EXERCISE DESCRIPTION:
Copy out all the lines where "bank" shows up.
★ ★ ★ ★ ★
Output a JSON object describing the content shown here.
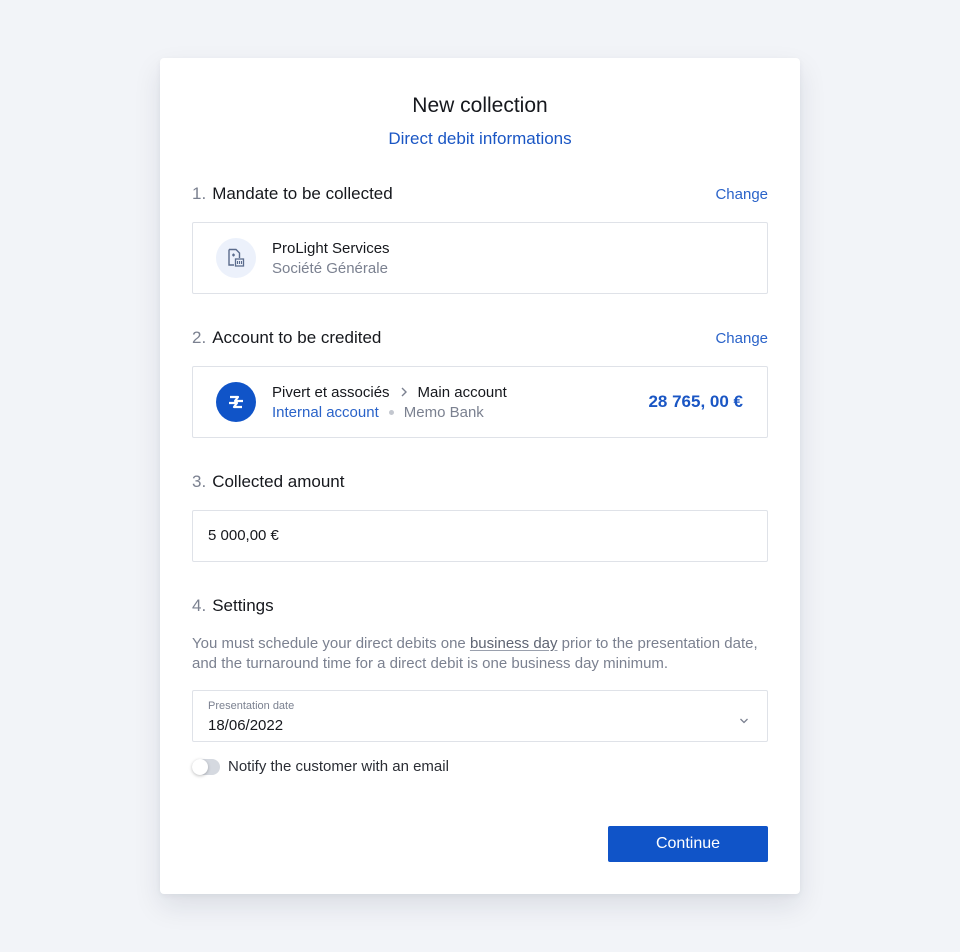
{
  "modal": {
    "title": "New collection",
    "subtitle": "Direct debit informations"
  },
  "sections": {
    "mandate": {
      "number": "1.",
      "title": "Mandate to be collected",
      "change_label": "Change",
      "name": "ProLight Services",
      "bank": "Société Générale",
      "icon": "document-bank-icon"
    },
    "account": {
      "number": "2.",
      "title": "Account to be credited",
      "change_label": "Change",
      "company": "Pivert et associés",
      "account_name": "Main account",
      "account_type": "Internal account",
      "bank": "Memo Bank",
      "balance": "28 765, 00 €",
      "icon": "memo-bank-logo-icon"
    },
    "amount": {
      "number": "3.",
      "title": "Collected amount",
      "value": "5 000,00 €"
    },
    "settings": {
      "number": "4.",
      "title": "Settings",
      "description_before": "You must schedule your direct debits one ",
      "description_link": "business day",
      "description_after": " prior to the presentation date, and the turnaround time for a direct debit is one business day minimum.",
      "date_label": "Presentation date",
      "date_value": "18/06/2022",
      "notify_label": "Notify the customer with an email",
      "notify_enabled": false
    }
  },
  "actions": {
    "continue_label": "Continue"
  },
  "colors": {
    "accent": "#1054c8",
    "link": "#2a63c9",
    "background": "#f2f4f8"
  }
}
★ ★ ★ ★ ★
FINISHED EXERCISE:
      "bank": "Société Générale",
      "icon": "document-bank-icon"
      "bank": "Memo Bank",
      "icon": "memo-bank-logo-icon"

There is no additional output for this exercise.